• [Dataset rows]:
--------------------
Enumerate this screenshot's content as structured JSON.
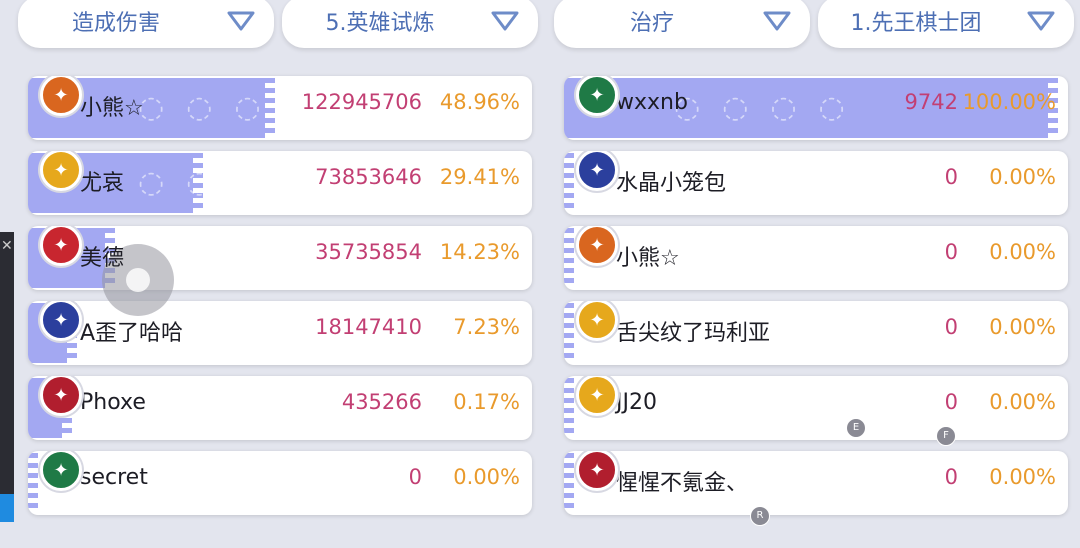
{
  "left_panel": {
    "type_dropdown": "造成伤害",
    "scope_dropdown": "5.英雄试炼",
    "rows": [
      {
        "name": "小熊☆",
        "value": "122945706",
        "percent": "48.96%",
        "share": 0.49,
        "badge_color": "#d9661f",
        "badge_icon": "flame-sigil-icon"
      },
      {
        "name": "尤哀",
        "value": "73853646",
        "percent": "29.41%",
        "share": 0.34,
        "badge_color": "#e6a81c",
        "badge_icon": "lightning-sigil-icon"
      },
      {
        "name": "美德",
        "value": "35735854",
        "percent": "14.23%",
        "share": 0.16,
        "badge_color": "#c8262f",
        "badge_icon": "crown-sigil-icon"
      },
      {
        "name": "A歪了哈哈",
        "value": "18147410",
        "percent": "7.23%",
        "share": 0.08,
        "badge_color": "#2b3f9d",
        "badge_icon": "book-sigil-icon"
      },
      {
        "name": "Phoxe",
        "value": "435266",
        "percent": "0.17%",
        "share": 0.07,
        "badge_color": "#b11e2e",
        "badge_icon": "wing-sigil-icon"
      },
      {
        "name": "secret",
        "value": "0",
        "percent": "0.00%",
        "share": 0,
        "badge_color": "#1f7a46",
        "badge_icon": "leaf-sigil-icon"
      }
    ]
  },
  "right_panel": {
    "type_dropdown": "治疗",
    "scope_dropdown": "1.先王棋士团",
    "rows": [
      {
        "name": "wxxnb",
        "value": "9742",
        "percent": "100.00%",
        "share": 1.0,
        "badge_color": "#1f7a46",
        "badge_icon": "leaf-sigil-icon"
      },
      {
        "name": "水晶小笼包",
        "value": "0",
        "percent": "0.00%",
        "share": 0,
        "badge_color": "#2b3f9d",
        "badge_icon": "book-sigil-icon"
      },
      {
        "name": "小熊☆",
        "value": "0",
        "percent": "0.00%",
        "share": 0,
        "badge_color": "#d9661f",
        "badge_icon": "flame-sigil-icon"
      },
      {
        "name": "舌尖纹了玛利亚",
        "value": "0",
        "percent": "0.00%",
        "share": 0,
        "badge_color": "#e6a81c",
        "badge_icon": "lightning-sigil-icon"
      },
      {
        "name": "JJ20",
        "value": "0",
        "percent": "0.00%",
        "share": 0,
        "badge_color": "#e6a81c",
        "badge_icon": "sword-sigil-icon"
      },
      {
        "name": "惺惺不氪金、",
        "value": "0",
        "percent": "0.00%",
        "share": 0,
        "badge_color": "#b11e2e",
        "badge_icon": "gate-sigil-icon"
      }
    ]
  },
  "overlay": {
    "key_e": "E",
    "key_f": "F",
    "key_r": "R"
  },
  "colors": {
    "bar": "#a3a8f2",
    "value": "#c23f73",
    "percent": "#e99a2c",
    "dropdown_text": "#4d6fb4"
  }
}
--------------------
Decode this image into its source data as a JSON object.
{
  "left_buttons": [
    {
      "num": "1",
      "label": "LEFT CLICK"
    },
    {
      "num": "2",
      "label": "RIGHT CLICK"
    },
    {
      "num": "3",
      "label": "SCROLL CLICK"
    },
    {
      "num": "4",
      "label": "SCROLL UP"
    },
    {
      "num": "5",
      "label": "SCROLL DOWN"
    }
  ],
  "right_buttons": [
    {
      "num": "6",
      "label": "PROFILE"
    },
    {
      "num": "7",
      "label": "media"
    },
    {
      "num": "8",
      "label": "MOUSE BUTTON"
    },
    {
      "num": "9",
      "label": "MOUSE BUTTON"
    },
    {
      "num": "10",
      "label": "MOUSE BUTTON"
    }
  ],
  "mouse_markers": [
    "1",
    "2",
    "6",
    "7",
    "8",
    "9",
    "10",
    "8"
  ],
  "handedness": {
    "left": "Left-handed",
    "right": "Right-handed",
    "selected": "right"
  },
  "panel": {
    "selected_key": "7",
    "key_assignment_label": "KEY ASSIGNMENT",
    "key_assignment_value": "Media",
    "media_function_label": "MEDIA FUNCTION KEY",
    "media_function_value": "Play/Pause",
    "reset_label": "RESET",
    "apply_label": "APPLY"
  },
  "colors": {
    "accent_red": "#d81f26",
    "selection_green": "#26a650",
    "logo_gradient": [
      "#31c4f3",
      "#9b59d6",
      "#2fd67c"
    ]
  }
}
--------------------
• [Exercise]:
Your task is to report how many lines of the material include the string "this". Give the number and no other words.

• [The completed task]:
2